Passage to read ::
------------------------------------------------------------
Briefly stated, the assessee had delayed filing of its respective statements of tax deduction at source in ‘Form 26Q’ for the first quarter (Q1) and second quarter (Q2) for A.Y. 2015-16. Resultantly, the ACIT, Central Processing Cell-TDS levied late filing fees of Rs.78,500/- and Rs.95,000/-, respectively, under Sec. 234E of the Act. 3. Aggrieved, the assessee assailed the imposition of late filing fees under Sec.234E before the CIT(A). It was observed by the CIT(A) that prior to 01.06.2015 there was no enabling provision in Sec.200A for levying late filing fee under Sec.234E of the Act. Accordingly, the CIT(A) observed that the A.O could make an adjustment of late filing fee under Sec. 234E of the Act only w.e.f 01.06.2015. Accordingly, the CIT(A) was of the view that an adjustment for late filing fee under Sec. 234E could be made only in a case where the return was processed subsequent to 01.06.2015 i.e the date on which the enabling provision for levying late filing fee under Sec. 234E was incorporated in Sec.200A of the Act. On the basis of his aforesaid observations, the CIT(A) was of the view that as the statements filed by the assessee for both of the aforementioned quarters i.e ‘Q1’ and ‘Q2’ on 26.04.2016 were processed on 30.04.2016 i.e after the aforesaid amendment was made in Sec.200A, therefore, the A.O was justified in imposing late filing fee under Sec.234E of the Act. Accordingly, the CIT(A) on the basis of his aforesaid deliberations upheld the levy of fee under Sec. 234E of the Act and dismissed the appeals of the assessee for both the aforementioned quarters.
------------------------------------------------------------
Data block ::
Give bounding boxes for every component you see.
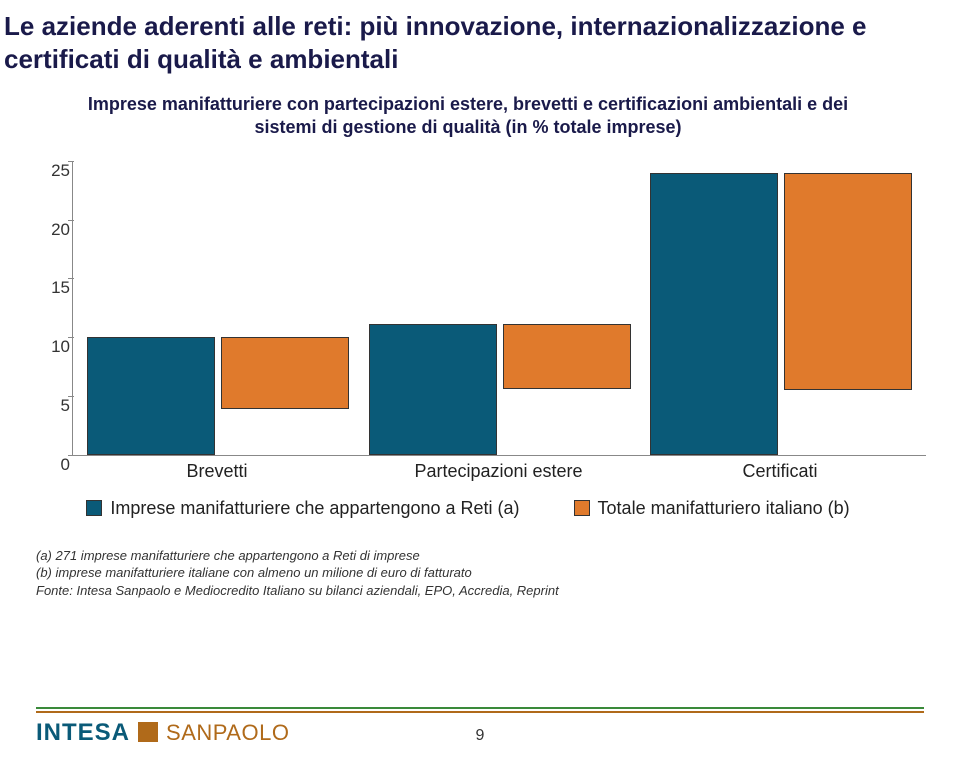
------------------------------------------------------------
Set problem ::
Reproduce word for word the passage on the late filing fees levied under Sec. 234E.

Written reply ::
Briefly stated, the assessee had delayed filing of its respective statements of tax deduction at source in ‘Form 26Q’ for the first quarter (Q1) and second quarter (Q2) for A.Y. 2015-16. Resultantly, the ACIT, Central Processing Cell-TDS levied late filing fees of Rs.78,500/- and Rs.95,000/-, respectively, under Sec. 234E of the Act. 3. Aggrieved, the assessee assailed the imposition of late filing fees under Sec.234E before the CIT(A). It was observed by the CIT(A) that prior to 01.06.2015 there was no enabling provision in Sec.200A for levying late filing fee under Sec.234E of the Act. Accordingly, the CIT(A) observed that the A.O could make an adjustment of late filing fee under Sec. 234E of the Act only w.e.f 01.06.2015. Accordingly, the CIT(A) was of the view that an adjustment for late filing fee under Sec. 234E could be made only in a case where the return was processed subsequent to 01.06.2015 i.e the date on which the enabling provision for levying late filing fee under Sec. 234E was incorporated in Sec.200A of the Act. On the basis of his aforesaid observations, the CIT(A) was of the view that as the statements filed by the assessee for both of the aforementioned quarters i.e ‘Q1’ and ‘Q2’ on 26.04.2016 were processed on 30.04.2016 i.e after the aforesaid amendment was made in Sec.200A, therefore, the A.O was justified in imposing late filing fee under Sec.234E of the Act. Accordingly, the CIT(A) on the basis of his aforesaid deliberations upheld the levy of fee under Sec. 234E of the Act and dismissed the appeals of the assessee for both the aforementioned quarters.